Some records
Start

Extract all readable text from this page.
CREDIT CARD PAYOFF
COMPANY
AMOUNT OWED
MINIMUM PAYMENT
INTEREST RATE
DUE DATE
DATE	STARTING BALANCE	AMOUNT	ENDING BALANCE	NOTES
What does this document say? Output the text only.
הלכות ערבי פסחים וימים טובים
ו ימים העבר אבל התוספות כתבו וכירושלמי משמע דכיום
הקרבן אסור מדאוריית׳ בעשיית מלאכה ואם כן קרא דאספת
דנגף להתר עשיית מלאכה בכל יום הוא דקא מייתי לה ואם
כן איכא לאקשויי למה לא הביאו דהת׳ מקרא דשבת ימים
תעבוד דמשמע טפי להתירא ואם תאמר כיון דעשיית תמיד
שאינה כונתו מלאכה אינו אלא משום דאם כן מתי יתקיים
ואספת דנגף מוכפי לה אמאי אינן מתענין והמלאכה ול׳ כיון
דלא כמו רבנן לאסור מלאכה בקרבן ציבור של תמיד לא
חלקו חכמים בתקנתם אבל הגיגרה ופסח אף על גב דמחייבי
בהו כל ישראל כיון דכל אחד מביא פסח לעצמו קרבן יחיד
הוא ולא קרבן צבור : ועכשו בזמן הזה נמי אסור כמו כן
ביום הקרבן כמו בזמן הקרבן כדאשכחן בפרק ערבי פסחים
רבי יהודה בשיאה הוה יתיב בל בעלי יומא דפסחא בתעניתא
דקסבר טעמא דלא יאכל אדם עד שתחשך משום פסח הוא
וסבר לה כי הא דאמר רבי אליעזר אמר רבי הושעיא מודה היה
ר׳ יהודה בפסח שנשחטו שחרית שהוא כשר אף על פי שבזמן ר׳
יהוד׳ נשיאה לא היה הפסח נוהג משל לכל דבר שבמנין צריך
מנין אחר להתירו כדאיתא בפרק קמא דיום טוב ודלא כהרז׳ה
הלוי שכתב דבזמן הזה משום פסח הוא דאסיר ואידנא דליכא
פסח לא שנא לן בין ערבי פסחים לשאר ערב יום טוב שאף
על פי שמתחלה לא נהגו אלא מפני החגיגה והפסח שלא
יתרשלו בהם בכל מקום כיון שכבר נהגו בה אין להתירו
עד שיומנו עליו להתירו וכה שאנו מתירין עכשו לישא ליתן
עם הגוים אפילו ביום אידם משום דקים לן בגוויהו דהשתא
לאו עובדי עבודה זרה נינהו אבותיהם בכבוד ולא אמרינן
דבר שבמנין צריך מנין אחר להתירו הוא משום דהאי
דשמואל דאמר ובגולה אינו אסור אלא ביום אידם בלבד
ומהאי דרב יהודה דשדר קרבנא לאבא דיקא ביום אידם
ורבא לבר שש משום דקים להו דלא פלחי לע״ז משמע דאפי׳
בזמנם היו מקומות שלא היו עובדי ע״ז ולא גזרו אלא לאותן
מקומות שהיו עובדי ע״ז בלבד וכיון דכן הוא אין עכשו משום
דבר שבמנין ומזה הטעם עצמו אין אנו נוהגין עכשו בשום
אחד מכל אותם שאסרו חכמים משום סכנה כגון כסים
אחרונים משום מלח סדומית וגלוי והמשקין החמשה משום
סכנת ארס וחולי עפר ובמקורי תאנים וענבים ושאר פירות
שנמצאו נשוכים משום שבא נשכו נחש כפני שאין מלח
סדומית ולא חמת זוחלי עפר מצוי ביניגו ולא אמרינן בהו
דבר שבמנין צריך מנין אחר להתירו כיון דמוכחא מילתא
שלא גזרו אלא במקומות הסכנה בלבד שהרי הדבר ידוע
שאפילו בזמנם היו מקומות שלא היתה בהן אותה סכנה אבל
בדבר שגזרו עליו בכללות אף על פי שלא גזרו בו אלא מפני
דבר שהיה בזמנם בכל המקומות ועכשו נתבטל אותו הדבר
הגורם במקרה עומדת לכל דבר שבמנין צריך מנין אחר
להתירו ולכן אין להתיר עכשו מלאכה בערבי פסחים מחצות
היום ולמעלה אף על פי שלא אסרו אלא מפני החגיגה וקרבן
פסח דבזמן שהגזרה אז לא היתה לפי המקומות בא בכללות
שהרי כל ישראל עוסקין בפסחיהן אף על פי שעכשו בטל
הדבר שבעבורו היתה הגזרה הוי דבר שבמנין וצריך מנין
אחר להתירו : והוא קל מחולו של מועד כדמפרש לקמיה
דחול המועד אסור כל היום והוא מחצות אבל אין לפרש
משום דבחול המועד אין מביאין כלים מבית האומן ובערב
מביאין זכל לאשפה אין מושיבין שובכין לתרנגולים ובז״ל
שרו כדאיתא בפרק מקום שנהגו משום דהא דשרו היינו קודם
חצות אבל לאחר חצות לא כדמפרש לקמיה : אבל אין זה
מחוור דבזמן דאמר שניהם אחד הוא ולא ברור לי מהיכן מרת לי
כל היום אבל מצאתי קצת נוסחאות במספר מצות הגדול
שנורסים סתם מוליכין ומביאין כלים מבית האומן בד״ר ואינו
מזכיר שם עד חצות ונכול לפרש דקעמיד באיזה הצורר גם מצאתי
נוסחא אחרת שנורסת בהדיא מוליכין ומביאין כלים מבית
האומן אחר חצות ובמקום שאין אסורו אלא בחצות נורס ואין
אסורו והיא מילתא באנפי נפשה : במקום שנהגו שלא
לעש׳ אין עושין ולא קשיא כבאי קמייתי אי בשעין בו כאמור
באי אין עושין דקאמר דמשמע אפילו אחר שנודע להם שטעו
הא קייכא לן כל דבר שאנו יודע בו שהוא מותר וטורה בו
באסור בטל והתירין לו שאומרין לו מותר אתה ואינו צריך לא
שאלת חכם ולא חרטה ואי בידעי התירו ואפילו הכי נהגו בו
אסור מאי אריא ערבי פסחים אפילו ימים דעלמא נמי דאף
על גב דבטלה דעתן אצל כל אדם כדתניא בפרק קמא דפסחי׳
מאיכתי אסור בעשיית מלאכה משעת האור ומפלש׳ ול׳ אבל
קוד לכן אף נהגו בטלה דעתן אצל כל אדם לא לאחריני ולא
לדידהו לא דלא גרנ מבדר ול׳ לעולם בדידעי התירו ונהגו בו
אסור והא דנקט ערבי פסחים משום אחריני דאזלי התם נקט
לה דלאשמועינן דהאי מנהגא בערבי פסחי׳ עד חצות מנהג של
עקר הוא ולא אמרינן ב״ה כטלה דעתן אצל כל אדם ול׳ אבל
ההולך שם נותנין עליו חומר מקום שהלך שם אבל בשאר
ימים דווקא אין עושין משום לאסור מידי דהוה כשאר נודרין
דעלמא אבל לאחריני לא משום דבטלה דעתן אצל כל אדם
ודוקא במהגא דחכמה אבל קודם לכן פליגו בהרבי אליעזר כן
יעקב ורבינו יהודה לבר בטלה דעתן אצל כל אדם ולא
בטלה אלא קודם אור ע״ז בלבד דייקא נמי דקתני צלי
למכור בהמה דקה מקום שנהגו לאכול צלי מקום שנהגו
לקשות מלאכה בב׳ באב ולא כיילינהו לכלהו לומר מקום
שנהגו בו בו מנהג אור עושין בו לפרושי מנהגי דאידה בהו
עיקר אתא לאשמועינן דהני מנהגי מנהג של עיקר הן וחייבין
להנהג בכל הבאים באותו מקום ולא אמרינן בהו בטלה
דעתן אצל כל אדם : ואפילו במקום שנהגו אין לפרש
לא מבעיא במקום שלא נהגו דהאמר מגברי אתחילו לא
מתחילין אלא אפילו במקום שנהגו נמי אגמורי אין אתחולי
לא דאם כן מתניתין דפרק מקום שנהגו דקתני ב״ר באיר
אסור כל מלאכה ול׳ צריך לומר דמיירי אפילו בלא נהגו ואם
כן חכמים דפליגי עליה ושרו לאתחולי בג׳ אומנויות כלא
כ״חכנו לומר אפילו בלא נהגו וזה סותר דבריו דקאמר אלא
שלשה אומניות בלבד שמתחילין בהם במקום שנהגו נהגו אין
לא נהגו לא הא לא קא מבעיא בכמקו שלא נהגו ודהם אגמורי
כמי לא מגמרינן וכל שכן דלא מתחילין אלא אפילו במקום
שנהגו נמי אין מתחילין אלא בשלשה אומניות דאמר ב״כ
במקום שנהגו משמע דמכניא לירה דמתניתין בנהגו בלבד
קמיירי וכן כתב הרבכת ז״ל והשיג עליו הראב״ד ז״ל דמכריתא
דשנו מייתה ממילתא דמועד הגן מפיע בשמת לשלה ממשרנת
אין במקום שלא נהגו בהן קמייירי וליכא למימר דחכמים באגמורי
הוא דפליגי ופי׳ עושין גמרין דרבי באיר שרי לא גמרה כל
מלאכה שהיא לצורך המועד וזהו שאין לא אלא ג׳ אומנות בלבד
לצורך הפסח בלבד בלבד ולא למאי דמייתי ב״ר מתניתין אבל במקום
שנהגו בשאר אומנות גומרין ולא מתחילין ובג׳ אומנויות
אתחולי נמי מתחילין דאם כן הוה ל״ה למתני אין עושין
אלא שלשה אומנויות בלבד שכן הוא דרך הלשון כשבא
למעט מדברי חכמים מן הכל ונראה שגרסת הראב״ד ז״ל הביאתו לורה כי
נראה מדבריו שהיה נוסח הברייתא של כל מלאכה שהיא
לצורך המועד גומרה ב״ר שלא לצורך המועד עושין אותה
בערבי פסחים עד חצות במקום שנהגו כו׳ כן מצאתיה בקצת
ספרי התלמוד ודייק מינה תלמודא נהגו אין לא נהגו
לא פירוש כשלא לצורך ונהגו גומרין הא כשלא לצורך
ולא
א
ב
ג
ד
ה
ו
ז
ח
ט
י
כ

End

[The request]
Search the entries for the word "מותר" and copy every line that has it.

[Written solution]
הא קייכא לן כל דבר שאנו יודע בו שהוא מותר וטורה בו
באסור בטל והתירין לו שאומרין לו מותר אתה ואינו צריך לא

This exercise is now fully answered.